**Short exercise:** Leave out the pictures and transcribe everything else exactly.

━━━ Excerpted records

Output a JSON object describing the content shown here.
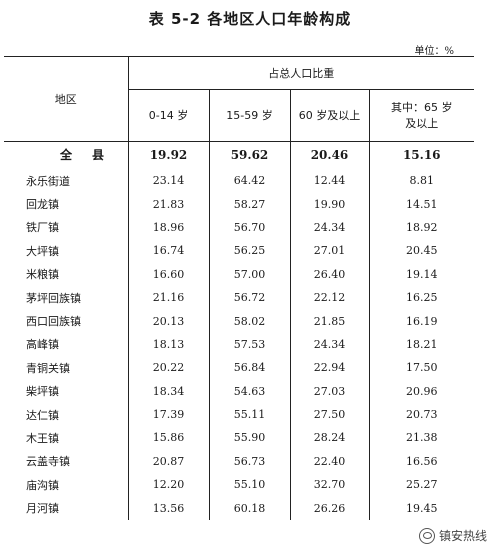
{
  "title": "表 5-2   各地区人口年龄构成",
  "unit": "单位：%",
  "header": {
    "region": "地区",
    "group": "占总人口比重",
    "col1": "0-14 岁",
    "col2": "15-59 岁",
    "col3": "60 岁及以上",
    "col4_line1": "其中：65 岁",
    "col4_line2": "及以上"
  },
  "rows": [
    {
      "name": "全　县",
      "v1": "19.92",
      "v2": "59.62",
      "v3": "20.46",
      "v4": "15.16"
    },
    {
      "name": "永乐街道",
      "v1": "23.14",
      "v2": "64.42",
      "v3": "12.44",
      "v4": "8.81"
    },
    {
      "name": "回龙镇",
      "v1": "21.83",
      "v2": "58.27",
      "v3": "19.90",
      "v4": "14.51"
    },
    {
      "name": "铁厂镇",
      "v1": "18.96",
      "v2": "56.70",
      "v3": "24.34",
      "v4": "18.92"
    },
    {
      "name": "大坪镇",
      "v1": "16.74",
      "v2": "56.25",
      "v3": "27.01",
      "v4": "20.45"
    },
    {
      "name": "米粮镇",
      "v1": "16.60",
      "v2": "57.00",
      "v3": "26.40",
      "v4": "19.14"
    },
    {
      "name": "茅坪回族镇",
      "v1": "21.16",
      "v2": "56.72",
      "v3": "22.12",
      "v4": "16.25"
    },
    {
      "name": "西口回族镇",
      "v1": "20.13",
      "v2": "58.02",
      "v3": "21.85",
      "v4": "16.19"
    },
    {
      "name": "高峰镇",
      "v1": "18.13",
      "v2": "57.53",
      "v3": "24.34",
      "v4": "18.21"
    },
    {
      "name": "青铜关镇",
      "v1": "20.22",
      "v2": "56.84",
      "v3": "22.94",
      "v4": "17.50"
    },
    {
      "name": "柴坪镇",
      "v1": "18.34",
      "v2": "54.63",
      "v3": "27.03",
      "v4": "20.96"
    },
    {
      "name": "达仁镇",
      "v1": "17.39",
      "v2": "55.11",
      "v3": "27.50",
      "v4": "20.73"
    },
    {
      "name": "木王镇",
      "v1": "15.86",
      "v2": "55.90",
      "v3": "28.24",
      "v4": "21.38"
    },
    {
      "name": "云盖寺镇",
      "v1": "20.87",
      "v2": "56.73",
      "v3": "22.40",
      "v4": "16.56"
    },
    {
      "name": "庙沟镇",
      "v1": "12.20",
      "v2": "55.10",
      "v3": "32.70",
      "v4": "25.27"
    },
    {
      "name": "月河镇",
      "v1": "13.56",
      "v2": "60.18",
      "v3": "26.26",
      "v4": "19.45"
    }
  ],
  "watermark": "镇安热线",
  "watermark_icon": "wechat-icon"
}
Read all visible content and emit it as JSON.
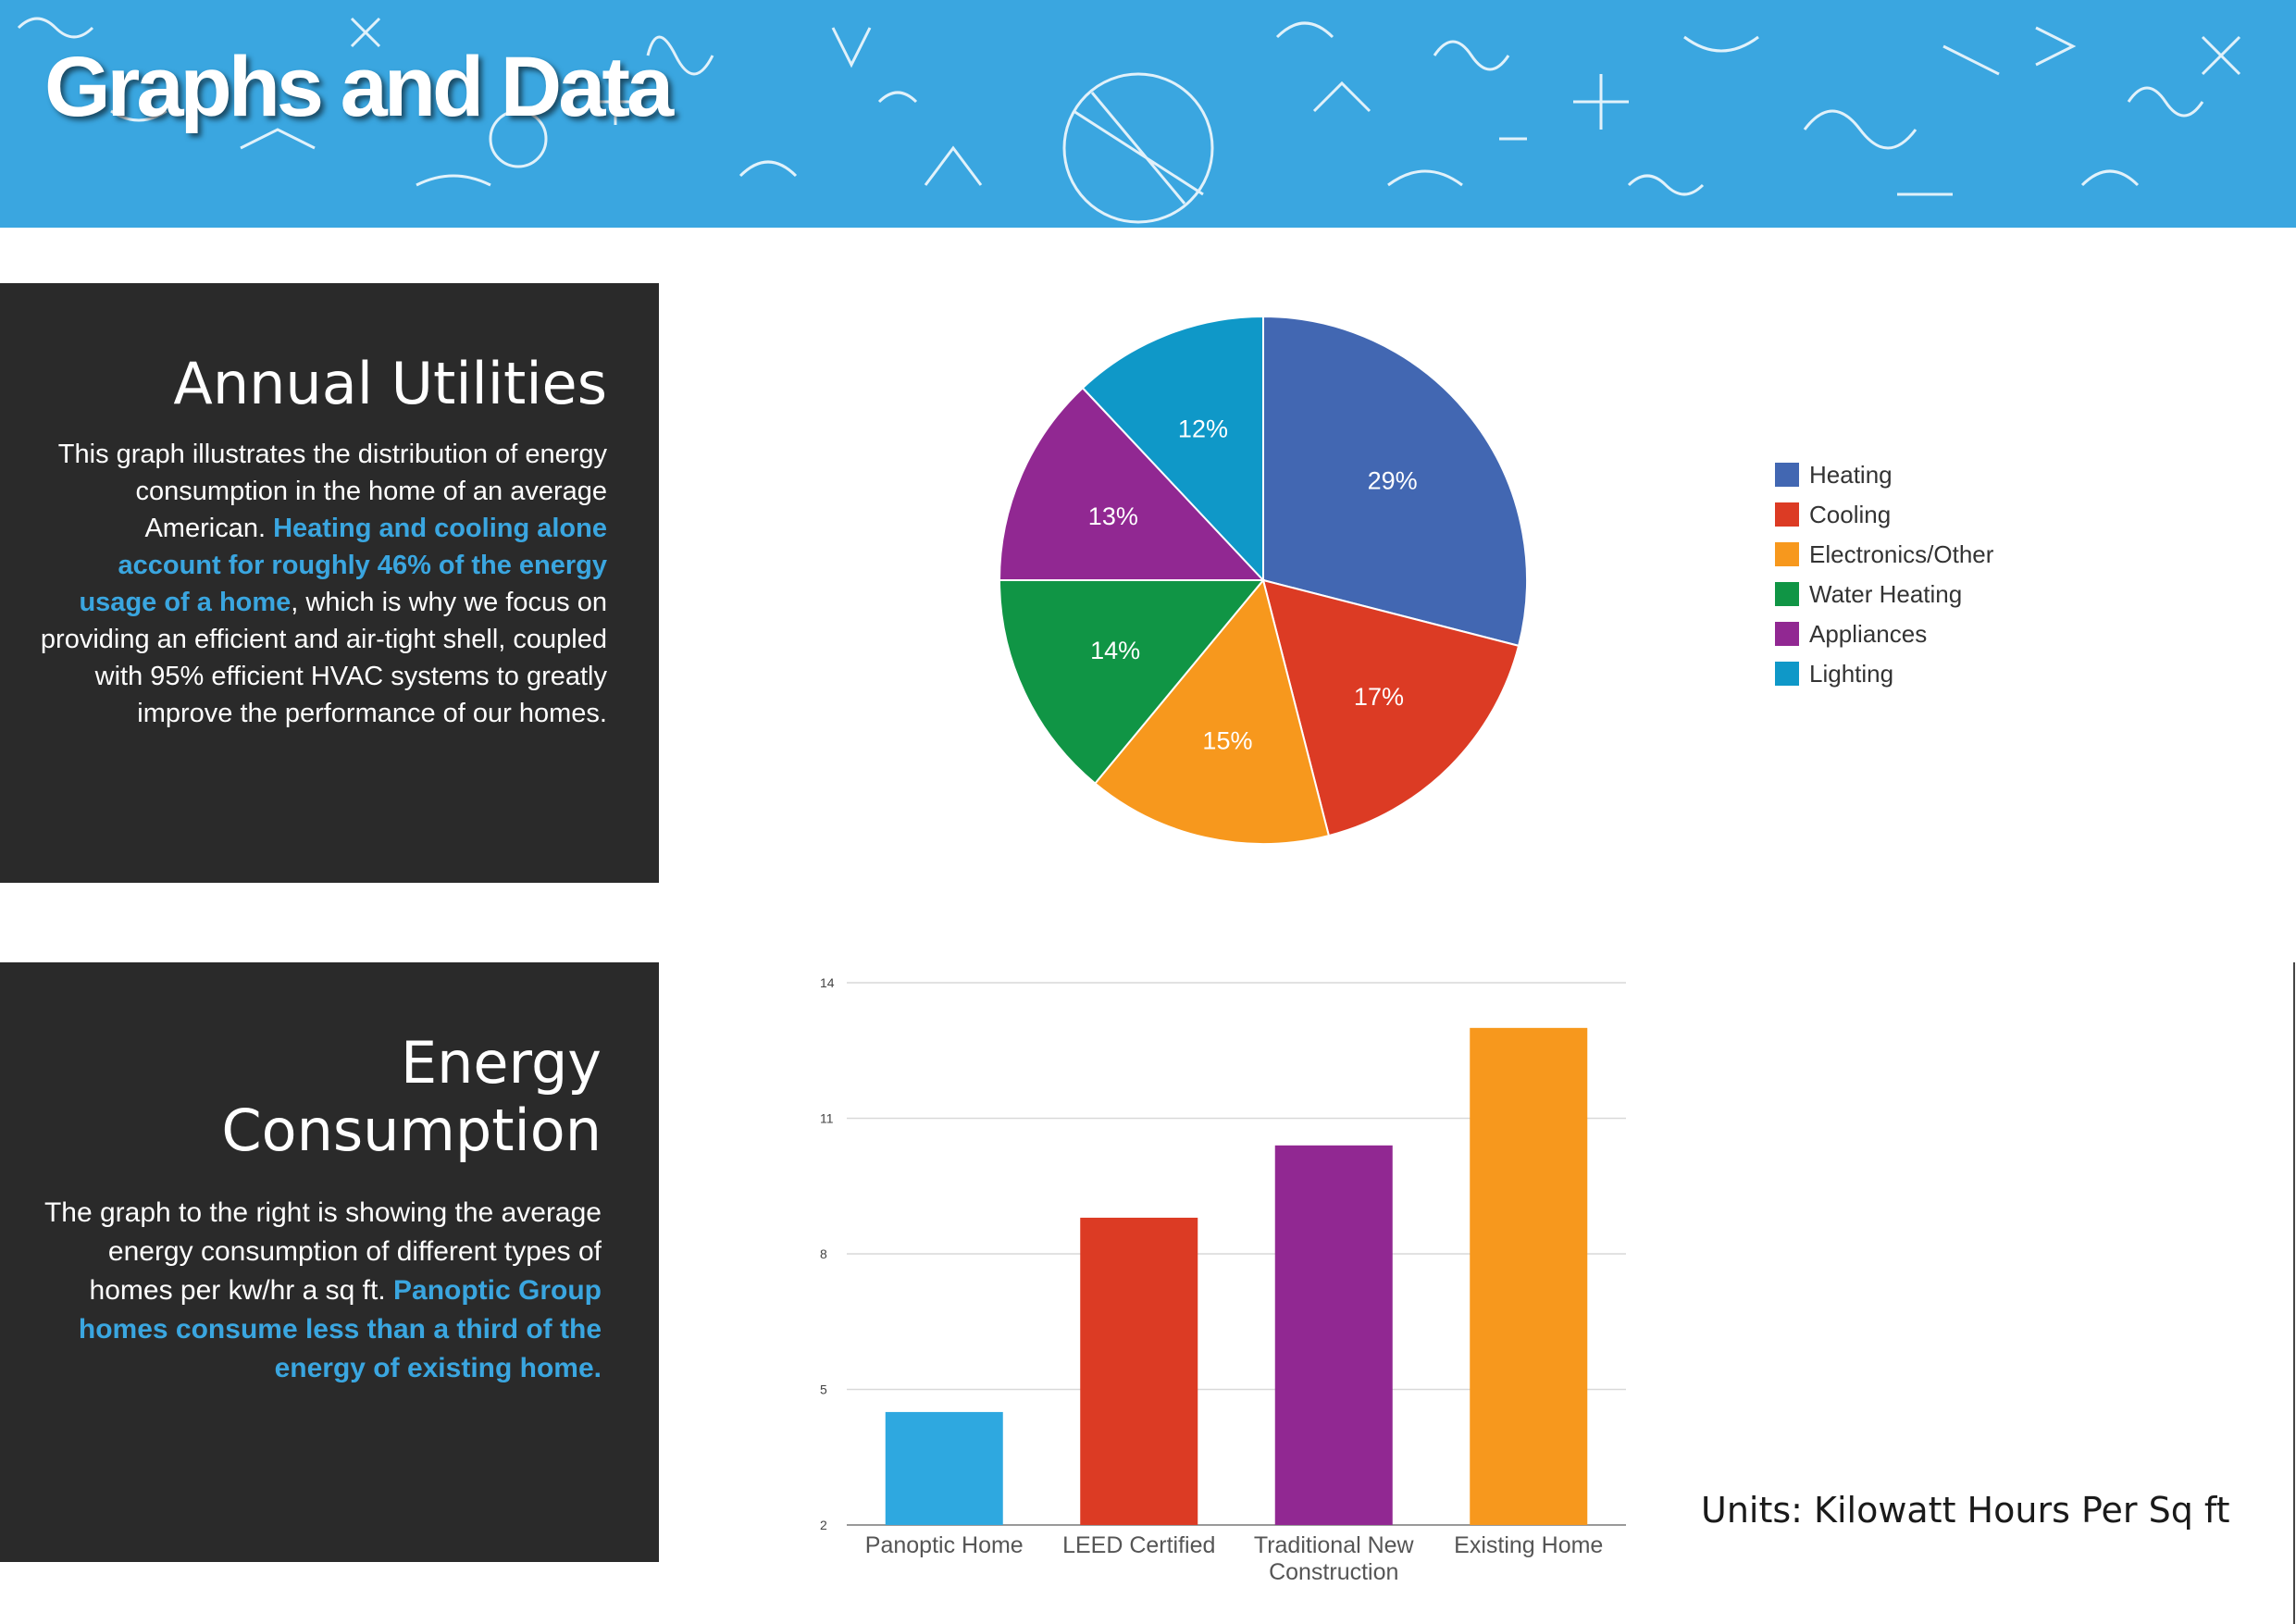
{
  "header": {
    "title": "Graphs and Data"
  },
  "annual_utilities": {
    "heading": "Annual Utilities",
    "text_1": "This graph illustrates the distribution of energy consumption in the home of an average American. ",
    "highlight": "Heating and cooling alone account for roughly 46% of the energy usage of a home",
    "text_2": ", which is why we focus on providing an efficient and air-tight shell, coupled with 95% efficient HVAC systems to greatly improve the performance of our homes."
  },
  "energy_consumption": {
    "heading": "Energy Consumption",
    "text_1": "The graph to the right is showing the average energy consumption of different types of homes per kw/hr a sq ft. ",
    "highlight": "Panoptic Group homes consume less than a third of the energy of existing home."
  },
  "units_label": "Units: Kilowatt Hours Per Sq ft",
  "colors": {
    "accent": "#3aa6e0",
    "panel": "#2a2a2a",
    "heating": "#4267b2",
    "cooling": "#dc3b24",
    "electronics": "#f7981d",
    "water_heating": "#109545",
    "appliances": "#912892",
    "lighting": "#0f98c8"
  },
  "chart_data": [
    {
      "type": "pie",
      "title": "Annual Utilities",
      "categories": [
        "Heating",
        "Cooling",
        "Electronics/Other",
        "Water Heating",
        "Appliances",
        "Lighting"
      ],
      "values": [
        29,
        17,
        15,
        14,
        13,
        12
      ],
      "labels": [
        "29%",
        "17%",
        "15%",
        "14%",
        "13%",
        "12%"
      ],
      "colors": [
        "#4267b2",
        "#dc3b24",
        "#f7981d",
        "#109545",
        "#912892",
        "#0f98c8"
      ],
      "legend": "right"
    },
    {
      "type": "bar",
      "title": "Energy Consumption",
      "categories": [
        "Panoptic Home",
        "LEED Certified",
        "Traditional New Construction",
        "Existing Home"
      ],
      "category_lines": [
        [
          "Panoptic Home"
        ],
        [
          "LEED Certified"
        ],
        [
          "Traditional New",
          "Construction"
        ],
        [
          "Existing Home"
        ]
      ],
      "values": [
        4.5,
        8.8,
        10.4,
        13
      ],
      "colors": [
        "#2ea8e0",
        "#dc3b24",
        "#912892",
        "#f7981d"
      ],
      "ylim": [
        2,
        14
      ],
      "yticks": [
        2,
        5,
        8,
        11,
        14
      ],
      "xlabel": "",
      "ylabel": "",
      "grid": true
    }
  ]
}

━━━━━━

**Written solution:**
Output a JSON object describing the content shown here.
{
  "title": "表 5-2   各地区人口年龄构成",
  "unit": "单位：%",
  "header": {
    "region": "地区",
    "group": "占总人口比重",
    "col1": "0-14 岁",
    "col2": "15-59 岁",
    "col3": "60 岁及以上",
    "col4_line1": "其中：65 岁",
    "col4_line2": "及以上"
  },
  "rows": [
    {
      "name": "全　县",
      "v1": "19.92",
      "v2": "59.62",
      "v3": "20.46",
      "v4": "15.16"
    },
    {
      "name": "永乐街道",
      "v1": "23.14",
      "v2": "64.42",
      "v3": "12.44",
      "v4": "8.81"
    },
    {
      "name": "回龙镇",
      "v1": "21.83",
      "v2": "58.27",
      "v3": "19.90",
      "v4": "14.51"
    },
    {
      "name": "铁厂镇",
      "v1": "18.96",
      "v2": "56.70",
      "v3": "24.34",
      "v4": "18.92"
    },
    {
      "name": "大坪镇",
      "v1": "16.74",
      "v2": "56.25",
      "v3": "27.01",
      "v4": "20.45"
    },
    {
      "name": "米粮镇",
      "v1": "16.60",
      "v2": "57.00",
      "v3": "26.40",
      "v4": "19.14"
    },
    {
      "name": "茅坪回族镇",
      "v1": "21.16",
      "v2": "56.72",
      "v3": "22.12",
      "v4": "16.25"
    },
    {
      "name": "西口回族镇",
      "v1": "20.13",
      "v2": "58.02",
      "v3": "21.85",
      "v4": "16.19"
    },
    {
      "name": "高峰镇",
      "v1": "18.13",
      "v2": "57.53",
      "v3": "24.34",
      "v4": "18.21"
    },
    {
      "name": "青铜关镇",
      "v1": "20.22",
      "v2": "56.84",
      "v3": "22.94",
      "v4": "17.50"
    },
    {
      "name": "柴坪镇",
      "v1": "18.34",
      "v2": "54.63",
      "v3": "27.03",
      "v4": "20.96"
    },
    {
      "name": "达仁镇",
      "v1": "17.39",
      "v2": "55.11",
      "v3": "27.50",
      "v4": "20.73"
    },
    {
      "name": "木王镇",
      "v1": "15.86",
      "v2": "55.90",
      "v3": "28.24",
      "v4": "21.38"
    },
    {
      "name": "云盖寺镇",
      "v1": "20.87",
      "v2": "56.73",
      "v3": "22.40",
      "v4": "16.56"
    },
    {
      "name": "庙沟镇",
      "v1": "12.20",
      "v2": "55.10",
      "v3": "32.70",
      "v4": "25.27"
    },
    {
      "name": "月河镇",
      "v1": "13.56",
      "v2": "60.18",
      "v3": "26.26",
      "v4": "19.45"
    }
  ],
  "watermark": "镇安热线",
  "watermark_icon": "wechat-icon"
}
Read all visible content and emit it as JSON.
{
  "header": {
    "title": "Graphs and Data"
  },
  "annual_utilities": {
    "heading": "Annual Utilities",
    "text_1": "This graph illustrates the distribution of energy consumption in the home of an average American. ",
    "highlight": "Heating and cooling alone account for roughly 46% of the energy usage of a home",
    "text_2": ", which is why we focus on providing an efficient and air-tight shell, coupled with 95% efficient HVAC systems to greatly improve the performance of our homes."
  },
  "energy_consumption": {
    "heading": "Energy Consumption",
    "text_1": "The graph to the right is showing the average energy consumption of different types of homes per kw/hr a sq ft. ",
    "highlight": "Panoptic Group homes consume less than a third of the energy of existing home."
  },
  "units_label": "Units: Kilowatt Hours Per Sq ft",
  "colors": {
    "accent": "#3aa6e0",
    "panel": "#2a2a2a",
    "heating": "#4267b2",
    "cooling": "#dc3b24",
    "electronics": "#f7981d",
    "water_heating": "#109545",
    "appliances": "#912892",
    "lighting": "#0f98c8"
  },
  "chart_data": [
    {
      "type": "pie",
      "title": "Annual Utilities",
      "categories": [
        "Heating",
        "Cooling",
        "Electronics/Other",
        "Water Heating",
        "Appliances",
        "Lighting"
      ],
      "values": [
        29,
        17,
        15,
        14,
        13,
        12
      ],
      "labels": [
        "29%",
        "17%",
        "15%",
        "14%",
        "13%",
        "12%"
      ],
      "colors": [
        "#4267b2",
        "#dc3b24",
        "#f7981d",
        "#109545",
        "#912892",
        "#0f98c8"
      ],
      "legend": "right"
    },
    {
      "type": "bar",
      "title": "Energy Consumption",
      "categories": [
        "Panoptic Home",
        "LEED Certified",
        "Traditional New Construction",
        "Existing Home"
      ],
      "category_lines": [
        [
          "Panoptic Home"
        ],
        [
          "LEED Certified"
        ],
        [
          "Traditional New",
          "Construction"
        ],
        [
          "Existing Home"
        ]
      ],
      "values": [
        4.5,
        8.8,
        10.4,
        13
      ],
      "colors": [
        "#2ea8e0",
        "#dc3b24",
        "#912892",
        "#f7981d"
      ],
      "ylim": [
        2,
        14
      ],
      "yticks": [
        2,
        5,
        8,
        11,
        14
      ],
      "xlabel": "",
      "ylabel": "",
      "grid": true
    }
  ]
}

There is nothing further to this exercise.